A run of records

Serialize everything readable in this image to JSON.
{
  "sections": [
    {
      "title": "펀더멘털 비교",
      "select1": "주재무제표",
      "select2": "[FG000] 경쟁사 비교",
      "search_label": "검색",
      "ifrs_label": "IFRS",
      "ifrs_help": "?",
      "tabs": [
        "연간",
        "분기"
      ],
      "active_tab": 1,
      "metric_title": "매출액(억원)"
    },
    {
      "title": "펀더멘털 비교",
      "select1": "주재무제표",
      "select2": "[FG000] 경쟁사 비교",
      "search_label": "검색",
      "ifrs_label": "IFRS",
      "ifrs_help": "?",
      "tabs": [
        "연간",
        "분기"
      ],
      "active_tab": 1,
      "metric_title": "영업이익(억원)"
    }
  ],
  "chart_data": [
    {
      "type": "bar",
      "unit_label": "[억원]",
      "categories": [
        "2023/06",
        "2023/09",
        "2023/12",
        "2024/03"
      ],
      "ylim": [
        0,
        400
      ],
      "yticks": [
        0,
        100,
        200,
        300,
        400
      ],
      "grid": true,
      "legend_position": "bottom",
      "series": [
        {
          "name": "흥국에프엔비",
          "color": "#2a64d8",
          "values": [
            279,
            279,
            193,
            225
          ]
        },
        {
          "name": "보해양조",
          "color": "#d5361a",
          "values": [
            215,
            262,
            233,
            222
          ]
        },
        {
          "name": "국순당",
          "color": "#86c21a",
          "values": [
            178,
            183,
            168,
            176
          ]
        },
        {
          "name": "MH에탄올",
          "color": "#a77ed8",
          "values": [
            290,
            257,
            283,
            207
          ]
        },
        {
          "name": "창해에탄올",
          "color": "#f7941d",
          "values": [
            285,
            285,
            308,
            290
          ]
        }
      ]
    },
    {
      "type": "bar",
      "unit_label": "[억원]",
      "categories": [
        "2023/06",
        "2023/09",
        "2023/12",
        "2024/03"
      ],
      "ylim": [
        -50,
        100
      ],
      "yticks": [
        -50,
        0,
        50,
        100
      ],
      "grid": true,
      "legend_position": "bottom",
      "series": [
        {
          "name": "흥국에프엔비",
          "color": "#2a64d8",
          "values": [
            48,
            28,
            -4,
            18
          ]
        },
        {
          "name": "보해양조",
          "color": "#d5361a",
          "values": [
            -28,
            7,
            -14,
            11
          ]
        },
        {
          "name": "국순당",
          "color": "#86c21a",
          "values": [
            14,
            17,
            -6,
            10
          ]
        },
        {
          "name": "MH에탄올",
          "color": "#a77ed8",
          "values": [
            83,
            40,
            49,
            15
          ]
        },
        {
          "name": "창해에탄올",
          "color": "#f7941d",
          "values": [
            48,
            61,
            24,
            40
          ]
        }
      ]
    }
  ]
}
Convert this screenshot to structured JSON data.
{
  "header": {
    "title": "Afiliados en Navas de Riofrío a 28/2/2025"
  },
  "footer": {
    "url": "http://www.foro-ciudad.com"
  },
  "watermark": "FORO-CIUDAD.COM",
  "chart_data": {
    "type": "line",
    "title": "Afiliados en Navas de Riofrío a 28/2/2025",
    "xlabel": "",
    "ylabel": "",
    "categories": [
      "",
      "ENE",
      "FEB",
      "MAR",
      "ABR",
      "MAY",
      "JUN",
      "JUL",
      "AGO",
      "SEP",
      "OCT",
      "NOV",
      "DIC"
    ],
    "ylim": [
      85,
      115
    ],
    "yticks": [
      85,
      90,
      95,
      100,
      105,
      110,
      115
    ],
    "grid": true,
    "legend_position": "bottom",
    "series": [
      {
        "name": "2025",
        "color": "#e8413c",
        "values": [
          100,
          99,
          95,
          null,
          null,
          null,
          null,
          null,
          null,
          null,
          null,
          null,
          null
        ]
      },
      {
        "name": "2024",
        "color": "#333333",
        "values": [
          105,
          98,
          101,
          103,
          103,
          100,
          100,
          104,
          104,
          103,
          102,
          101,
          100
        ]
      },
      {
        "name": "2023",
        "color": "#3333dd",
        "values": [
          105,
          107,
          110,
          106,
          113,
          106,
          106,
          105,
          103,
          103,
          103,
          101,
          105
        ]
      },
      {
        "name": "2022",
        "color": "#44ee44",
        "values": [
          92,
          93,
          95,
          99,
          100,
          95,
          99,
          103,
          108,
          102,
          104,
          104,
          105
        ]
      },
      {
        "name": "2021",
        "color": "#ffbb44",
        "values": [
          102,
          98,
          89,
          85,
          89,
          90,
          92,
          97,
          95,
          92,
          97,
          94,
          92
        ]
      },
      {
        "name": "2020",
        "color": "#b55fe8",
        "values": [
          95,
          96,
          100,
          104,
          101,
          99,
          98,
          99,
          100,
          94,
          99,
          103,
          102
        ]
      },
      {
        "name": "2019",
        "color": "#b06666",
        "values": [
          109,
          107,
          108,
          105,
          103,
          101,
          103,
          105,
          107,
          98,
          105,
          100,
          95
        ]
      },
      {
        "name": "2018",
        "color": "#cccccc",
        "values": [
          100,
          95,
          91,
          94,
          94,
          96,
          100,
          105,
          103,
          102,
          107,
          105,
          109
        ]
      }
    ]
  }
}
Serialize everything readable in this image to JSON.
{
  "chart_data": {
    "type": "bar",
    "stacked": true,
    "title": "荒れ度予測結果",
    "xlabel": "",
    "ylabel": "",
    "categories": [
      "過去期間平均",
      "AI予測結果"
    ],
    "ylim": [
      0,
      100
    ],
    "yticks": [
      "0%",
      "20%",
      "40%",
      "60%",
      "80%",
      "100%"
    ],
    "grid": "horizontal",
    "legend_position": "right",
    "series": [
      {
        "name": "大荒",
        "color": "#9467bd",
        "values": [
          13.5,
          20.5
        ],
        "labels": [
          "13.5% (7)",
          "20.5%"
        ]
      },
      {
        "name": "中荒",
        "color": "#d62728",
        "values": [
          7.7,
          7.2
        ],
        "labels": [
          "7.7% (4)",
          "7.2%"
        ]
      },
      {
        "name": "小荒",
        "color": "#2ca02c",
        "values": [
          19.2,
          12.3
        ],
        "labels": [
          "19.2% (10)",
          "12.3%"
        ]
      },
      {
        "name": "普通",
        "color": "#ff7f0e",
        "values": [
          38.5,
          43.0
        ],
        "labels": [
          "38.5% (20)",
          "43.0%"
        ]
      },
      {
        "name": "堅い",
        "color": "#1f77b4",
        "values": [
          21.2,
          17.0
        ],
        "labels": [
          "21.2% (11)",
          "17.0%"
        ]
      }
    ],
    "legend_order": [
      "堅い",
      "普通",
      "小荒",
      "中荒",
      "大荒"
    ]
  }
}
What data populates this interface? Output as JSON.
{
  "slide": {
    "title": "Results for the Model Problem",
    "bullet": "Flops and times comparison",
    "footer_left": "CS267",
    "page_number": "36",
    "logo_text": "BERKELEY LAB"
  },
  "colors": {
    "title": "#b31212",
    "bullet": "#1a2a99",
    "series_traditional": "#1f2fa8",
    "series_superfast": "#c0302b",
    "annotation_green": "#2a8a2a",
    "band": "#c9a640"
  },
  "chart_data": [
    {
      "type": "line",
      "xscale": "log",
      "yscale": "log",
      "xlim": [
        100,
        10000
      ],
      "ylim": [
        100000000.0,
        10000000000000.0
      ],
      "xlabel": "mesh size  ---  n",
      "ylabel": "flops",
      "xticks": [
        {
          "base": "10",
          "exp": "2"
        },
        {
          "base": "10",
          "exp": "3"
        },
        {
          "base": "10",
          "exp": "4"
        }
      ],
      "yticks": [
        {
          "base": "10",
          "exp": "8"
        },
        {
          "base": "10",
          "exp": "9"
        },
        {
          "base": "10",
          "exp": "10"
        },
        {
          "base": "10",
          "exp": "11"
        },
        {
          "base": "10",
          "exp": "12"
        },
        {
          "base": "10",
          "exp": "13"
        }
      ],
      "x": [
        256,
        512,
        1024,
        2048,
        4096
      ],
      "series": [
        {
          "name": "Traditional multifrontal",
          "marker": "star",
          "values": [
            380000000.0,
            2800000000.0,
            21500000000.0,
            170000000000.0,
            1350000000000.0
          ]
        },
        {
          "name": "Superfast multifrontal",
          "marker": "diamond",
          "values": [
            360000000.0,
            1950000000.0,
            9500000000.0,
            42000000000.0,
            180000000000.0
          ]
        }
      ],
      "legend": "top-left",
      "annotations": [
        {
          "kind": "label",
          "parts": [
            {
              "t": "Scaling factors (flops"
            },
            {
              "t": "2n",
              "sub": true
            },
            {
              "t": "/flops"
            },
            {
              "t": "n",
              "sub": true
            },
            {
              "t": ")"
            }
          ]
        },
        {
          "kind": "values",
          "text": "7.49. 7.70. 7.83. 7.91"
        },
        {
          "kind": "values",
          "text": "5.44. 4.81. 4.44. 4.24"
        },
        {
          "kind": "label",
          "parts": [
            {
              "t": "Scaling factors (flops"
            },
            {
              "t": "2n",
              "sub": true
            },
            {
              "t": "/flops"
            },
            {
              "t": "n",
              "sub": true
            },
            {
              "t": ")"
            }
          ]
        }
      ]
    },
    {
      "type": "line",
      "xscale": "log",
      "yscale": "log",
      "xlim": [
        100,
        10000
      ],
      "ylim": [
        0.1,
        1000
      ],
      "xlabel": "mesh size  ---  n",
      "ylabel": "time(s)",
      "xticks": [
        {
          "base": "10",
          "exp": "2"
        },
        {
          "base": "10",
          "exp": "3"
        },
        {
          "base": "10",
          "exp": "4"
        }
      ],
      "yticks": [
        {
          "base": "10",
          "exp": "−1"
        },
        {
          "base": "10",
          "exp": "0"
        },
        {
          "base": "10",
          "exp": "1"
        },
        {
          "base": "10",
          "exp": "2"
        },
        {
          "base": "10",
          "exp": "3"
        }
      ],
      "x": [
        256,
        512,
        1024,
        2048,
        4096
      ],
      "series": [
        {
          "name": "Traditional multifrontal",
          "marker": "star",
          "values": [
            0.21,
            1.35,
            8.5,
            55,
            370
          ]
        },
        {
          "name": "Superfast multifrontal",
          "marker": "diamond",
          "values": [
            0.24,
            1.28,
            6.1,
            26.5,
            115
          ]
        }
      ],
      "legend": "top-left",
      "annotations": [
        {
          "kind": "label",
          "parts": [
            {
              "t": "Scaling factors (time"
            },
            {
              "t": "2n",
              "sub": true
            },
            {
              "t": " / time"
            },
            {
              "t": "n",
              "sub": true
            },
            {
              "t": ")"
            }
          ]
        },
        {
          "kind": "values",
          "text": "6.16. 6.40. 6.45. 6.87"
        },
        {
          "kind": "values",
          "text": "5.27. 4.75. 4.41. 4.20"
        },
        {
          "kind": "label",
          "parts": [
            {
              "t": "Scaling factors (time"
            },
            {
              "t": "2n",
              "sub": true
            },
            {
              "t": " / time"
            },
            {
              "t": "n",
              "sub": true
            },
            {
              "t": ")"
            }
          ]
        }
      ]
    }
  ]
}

WHAT TO WORK ON =>
Read the entries and pick out all lines that include the word "JSON".

WRITTEN REPLY =>
Serialize everything readable in this image to JSON.
Convert this screenshot to structured JSON data.
Serialize everything readable in this image to JSON.
What data populates this interface? Output as JSON.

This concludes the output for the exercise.